• **TASK DESCRIPTION**
Pictures stay out of the copy; set down each line of the listing below exactly.

• **SUPPLIED INFORMATION**
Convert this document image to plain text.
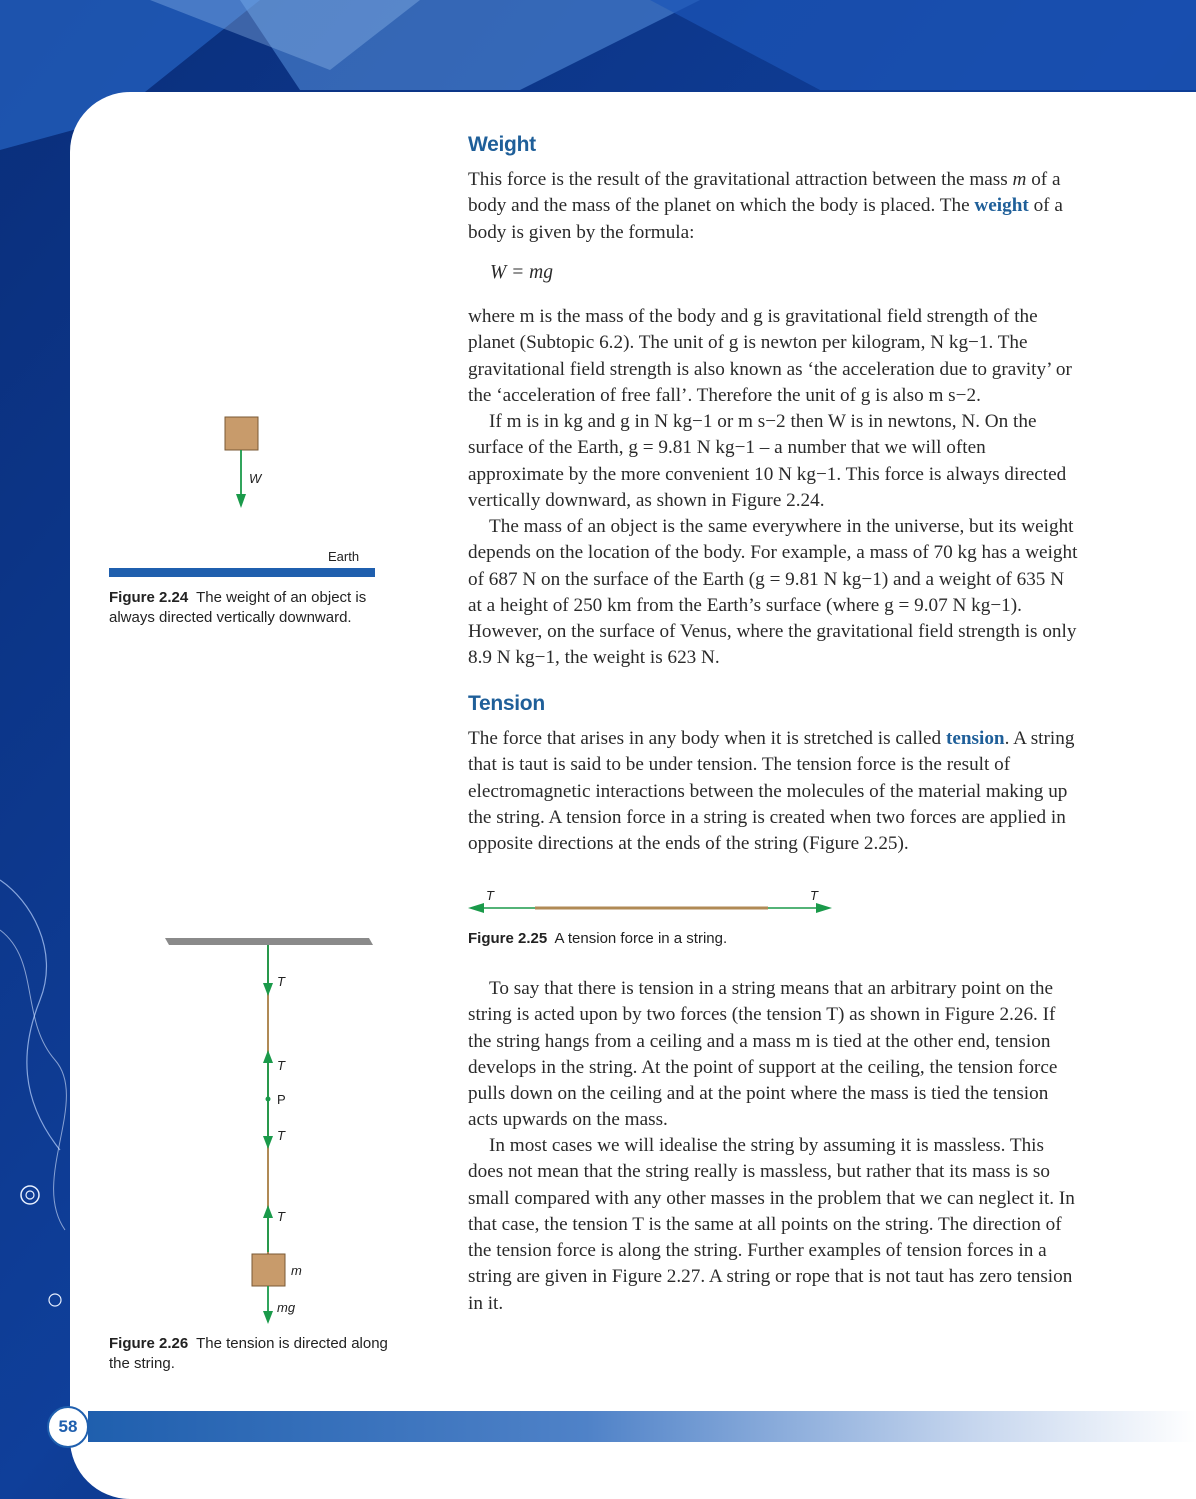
Weight

This force is the result of the gravitational attraction between the mass m of a body and the mass of the planet on which the body is placed. The weight of a body is given by the formula:

W = mg

where m is the mass of the body and g is gravitational field strength of the planet (Subtopic 6.2). The unit of g is newton per kilogram, N kg−1. The gravitational field strength is also known as ‘the acceleration due to gravity’ or the ‘acceleration of free fall’. Therefore the unit of g is also m s−2.

If m is in kg and g in N kg−1 or m s−2 then W is in newtons, N. On the surface of the Earth, g = 9.81 N kg−1 – a number that we will often approximate by the more convenient 10 N kg−1. This force is always directed vertically downward, as shown in Figure 2.24.

The mass of an object is the same everywhere in the universe, but its weight depends on the location of the body. For example, a mass of 70 kg has a weight of 687 N on the surface of the Earth (g = 9.81 N kg−1) and a weight of 635 N at a height of 250 km from the Earth’s surface (where g = 9.07 N kg−1). However, on the surface of Venus, where the gravitational field strength is only 8.9 N kg−1, the weight is 623 N.

Tension

The force that arises in any body when it is stretched is called tension. A string that is taut is said to be under tension. The tension force is the result of electromagnetic interactions between the molecules of the material making up the string. A tension force in a string is created when two forces are applied in opposite directions at the ends of the string (Figure 2.25).

T	T

Figure 2.25 A tension force in a string.

To say that there is tension in a string means that an arbitrary point on the string is acted upon by two forces (the tension T) as shown in Figure 2.26. If the string hangs from a ceiling and a mass m is tied at the other end, tension develops in the string. At the point of support at the ceiling, the tension force pulls down on the ceiling and at the point where the mass is tied the tension acts upwards on the mass.

In most cases we will idealise the string by assuming it is massless. This does not mean that the string really is massless, but rather that its mass is so small compared with any other masses in the problem that we can neglect it. In that case, the tension T is the same at all points on the string. The direction of the tension force is along the string. Further examples of tension forces in a string are given in Figure 2.27. A string or rope that is not taut has zero tension in it.

W
Earth

Figure 2.24 The weight of an object is always directed vertically downward.

T
T
P
T
T
m
mg

Figure 2.26 The tension is directed along the string.

58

• **SOLUTION TO THIS PROBLEM**
Convert this document image to plain text.
Weight

This force is the result of the gravitational attraction between the mass m of a body and the mass of the planet on which the body is placed. The weight of a body is given by the formula:

W = mg

where m is the mass of the body and g is gravitational field strength of the planet (Subtopic 6.2). The unit of g is newton per kilogram, N kg−1. The gravitational field strength is also known as ‘the acceleration due to gravity’ or the ‘acceleration of free fall’. Therefore the unit of g is also m s−2.

If m is in kg and g in N kg−1 or m s−2 then W is in newtons, N. On the surface of the Earth, g = 9.81 N kg−1 – a number that we will often approximate by the more convenient 10 N kg−1. This force is always directed vertically downward, as shown in Figure 2.24.

The mass of an object is the same everywhere in the universe, but its weight depends on the location of the body. For example, a mass of 70 kg has a weight of 687 N on the surface of the Earth (g = 9.81 N kg−1) and a weight of 635 N at a height of 250 km from the Earth’s surface (where g = 9.07 N kg−1). However, on the surface of Venus, where the gravitational field strength is only 8.9 N kg−1, the weight is 623 N.

Tension

The force that arises in any body when it is stretched is called tension. A string that is taut is said to be under tension. The tension force is the result of electromagnetic interactions between the molecules of the material making up the string. A tension force in a string is created when two forces are applied in opposite directions at the ends of the string (Figure 2.25).

T	T

Figure 2.25 A tension force in a string.

To say that there is tension in a string means that an arbitrary point on the string is acted upon by two forces (the tension T) as shown in Figure 2.26. If the string hangs from a ceiling and a mass m is tied at the other end, tension develops in the string. At the point of support at the ceiling, the tension force pulls down on the ceiling and at the point where the mass is tied the tension acts upwards on the mass.

In most cases we will idealise the string by assuming it is massless. This does not mean that the string really is massless, but rather that its mass is so small compared with any other masses in the problem that we can neglect it. In that case, the tension T is the same at all points on the string. The direction of the tension force is along the string. Further examples of tension forces in a string are given in Figure 2.27. A string or rope that is not taut has zero tension in it.

W
Earth

Figure 2.24 The weight of an object is always directed vertically downward.

T
T
P
T
T
m
mg

Figure 2.26 The tension is directed along the string.

58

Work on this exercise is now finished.